I didn`t understand what you did, m is not necessarely of the form 8t+1, m^m is not a square as the exponent m is odd, 3^3 - 1 is not divisible by 8 (and not by 4 neither), 5^5-1 is not divisible by 8, and infinitely many other examples.

jgm340

when n > 1, m is of the form 4x+3

2^1+3=5=4+1
2^2+3=7=4+3
2^3+3=11=4*2+3
2^4+3=19=4*4+3

and so on

 

[robert Ihnot]

All odd squares are of the form 8K+1. (2n+1)^2 =4n^2+4n+1 =4n(n+1)+1. I am also looking at the case not for 3, but for 5: 2^n+5 = m^2.

 

[al-mahed]

I know this fact about perfect odd squares, the thing is: m^m is NOT a perfect odd square, m is odd, so we have (2k+1)^{(2k+1)}=(2k+1)^{2k}(2k+1), a square times a non square (only if m is a square itself)

and moreover, 2^n+3=2^n+2+1=2(2^{n-1}+1)+1, it cannot have the form 4r+1

ps: why are you trying to solve 2^n+5=m^2? it is not the original problem! but if you are really interested on it, you`ll find infinitely many solutions

 

[robert Ihnot]

What are the solutions to 2^n+5 = m^2? There is some real misunderstanding here.

 

[al-mahed]

hi robert

as for $$2^n+5=m^2\ ==>\ 4(2^{n-2}+1)+1=m^2=4k(k+1)+1$$, in fact there is not infinitely many solutions as I prematurely said, n = 2 is the only solution, as k(k+1) is always even and $$2^{n-2}+1$$ is even only for n = 2

going back to the original problem, I don`t understand your solution since m^m is never a square, could you please elaborate it more?

cheers

 

[TylerH]

What are the solutions to 2^n+5 = m^2?

m=4 and n=3 is the only solution.

EDIT: Nevermind, I misread the problem.

 

[robert Ihnot]

hi robert

as for $$2^n+5=m^2\ ==>\ 4(2^{n-2}+1)+1=m^2=4k(k+1)+1$$, in fact there is not infinitely many solutions as I prematurely said, n = 2 is the only solution, as k(k+1) is always even and $$2^{n-2}+1$$ is even only for n = 2

going back to the original problem, I don`t understand your solution since m^m is never a square, could you please elaborate it more?

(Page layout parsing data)
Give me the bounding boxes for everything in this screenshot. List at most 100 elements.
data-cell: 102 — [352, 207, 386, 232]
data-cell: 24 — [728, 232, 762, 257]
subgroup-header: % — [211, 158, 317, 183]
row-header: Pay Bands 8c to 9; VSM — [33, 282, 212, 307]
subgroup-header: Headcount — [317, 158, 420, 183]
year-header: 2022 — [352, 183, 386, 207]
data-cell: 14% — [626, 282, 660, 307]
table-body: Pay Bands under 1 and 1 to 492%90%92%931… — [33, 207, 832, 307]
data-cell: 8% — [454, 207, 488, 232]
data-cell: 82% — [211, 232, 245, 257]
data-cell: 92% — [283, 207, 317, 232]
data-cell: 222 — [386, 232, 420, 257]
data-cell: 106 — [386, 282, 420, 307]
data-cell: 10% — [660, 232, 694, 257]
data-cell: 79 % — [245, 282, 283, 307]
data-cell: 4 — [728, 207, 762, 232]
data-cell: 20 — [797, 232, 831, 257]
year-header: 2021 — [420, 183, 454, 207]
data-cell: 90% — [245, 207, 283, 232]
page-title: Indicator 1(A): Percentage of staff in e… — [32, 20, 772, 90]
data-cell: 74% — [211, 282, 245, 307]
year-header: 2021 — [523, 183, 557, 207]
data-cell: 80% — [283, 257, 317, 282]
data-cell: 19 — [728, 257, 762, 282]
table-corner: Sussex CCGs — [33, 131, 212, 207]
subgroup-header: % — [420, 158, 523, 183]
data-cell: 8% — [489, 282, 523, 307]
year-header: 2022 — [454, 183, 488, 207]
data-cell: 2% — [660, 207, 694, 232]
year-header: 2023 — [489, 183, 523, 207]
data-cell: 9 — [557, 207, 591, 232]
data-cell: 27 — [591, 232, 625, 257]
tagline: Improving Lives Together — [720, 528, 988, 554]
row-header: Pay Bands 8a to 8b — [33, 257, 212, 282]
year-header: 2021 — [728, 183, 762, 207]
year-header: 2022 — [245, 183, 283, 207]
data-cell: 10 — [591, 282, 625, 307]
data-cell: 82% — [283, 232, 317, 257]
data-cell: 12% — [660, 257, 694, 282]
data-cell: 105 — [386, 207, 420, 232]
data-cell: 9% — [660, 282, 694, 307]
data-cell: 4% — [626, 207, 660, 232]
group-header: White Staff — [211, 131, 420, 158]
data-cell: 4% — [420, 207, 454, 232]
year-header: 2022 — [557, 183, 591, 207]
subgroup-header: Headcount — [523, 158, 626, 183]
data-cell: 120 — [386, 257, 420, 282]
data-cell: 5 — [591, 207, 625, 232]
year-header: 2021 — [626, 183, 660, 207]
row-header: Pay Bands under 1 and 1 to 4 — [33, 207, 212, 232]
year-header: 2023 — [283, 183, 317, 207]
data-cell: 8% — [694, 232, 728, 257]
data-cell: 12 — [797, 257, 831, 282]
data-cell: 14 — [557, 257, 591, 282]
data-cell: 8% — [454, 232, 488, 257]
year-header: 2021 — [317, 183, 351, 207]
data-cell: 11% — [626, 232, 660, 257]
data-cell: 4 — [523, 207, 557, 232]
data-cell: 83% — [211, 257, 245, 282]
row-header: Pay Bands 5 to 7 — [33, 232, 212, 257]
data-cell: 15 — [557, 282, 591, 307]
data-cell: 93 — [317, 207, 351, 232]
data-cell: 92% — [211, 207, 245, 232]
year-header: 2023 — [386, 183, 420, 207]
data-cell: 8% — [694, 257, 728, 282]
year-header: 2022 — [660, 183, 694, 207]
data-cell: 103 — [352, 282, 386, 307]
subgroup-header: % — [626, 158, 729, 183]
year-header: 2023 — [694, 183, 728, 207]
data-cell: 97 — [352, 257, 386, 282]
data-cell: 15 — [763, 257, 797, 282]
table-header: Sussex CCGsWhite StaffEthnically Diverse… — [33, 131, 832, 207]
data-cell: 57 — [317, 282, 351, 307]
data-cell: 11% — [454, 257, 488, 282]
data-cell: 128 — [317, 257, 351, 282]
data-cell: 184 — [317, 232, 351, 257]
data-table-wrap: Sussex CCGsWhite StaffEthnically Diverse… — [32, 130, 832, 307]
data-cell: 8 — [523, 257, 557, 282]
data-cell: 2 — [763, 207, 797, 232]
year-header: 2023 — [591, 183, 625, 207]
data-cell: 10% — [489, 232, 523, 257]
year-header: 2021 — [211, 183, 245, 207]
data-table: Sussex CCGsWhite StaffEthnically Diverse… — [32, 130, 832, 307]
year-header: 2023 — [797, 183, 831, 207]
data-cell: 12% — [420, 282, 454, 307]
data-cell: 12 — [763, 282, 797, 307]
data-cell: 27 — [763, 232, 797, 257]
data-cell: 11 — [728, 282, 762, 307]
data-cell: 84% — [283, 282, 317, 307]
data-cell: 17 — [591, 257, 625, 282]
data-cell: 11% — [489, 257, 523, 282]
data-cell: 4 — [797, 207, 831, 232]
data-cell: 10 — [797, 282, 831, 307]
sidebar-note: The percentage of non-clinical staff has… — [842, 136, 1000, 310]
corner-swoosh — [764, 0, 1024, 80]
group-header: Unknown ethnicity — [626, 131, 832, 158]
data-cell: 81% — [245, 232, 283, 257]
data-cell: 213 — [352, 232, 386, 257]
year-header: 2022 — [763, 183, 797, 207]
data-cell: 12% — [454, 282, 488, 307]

## Tasks
• 1. Answer these questions about the forum thread above:
(a) According to jgm340, what form does m take when n > 1?
(b) According to robert Ihnot, what form do all odd squares take?
(c) In the post that begins "hi robert," which value of n does al-mahed give as the only solution to 2^n+5=m^2?
• 2. Return the portion of the forum thread above between "ps: why are" and "real misunderstanding here.", inclusive.

## Responses by item number
• 1.
(a) 4x+3
(b) 8K+1
(c) n = 2

• 2.
ps: why are you trying to solve 2^n+5=m^2? it is not the original problem! but if you are really interested on it, you`ll find infinitely many solutions

 

[robert Ihnot]

What are the solutions to 2^n+5 = m^2? There is some real misunderstanding here.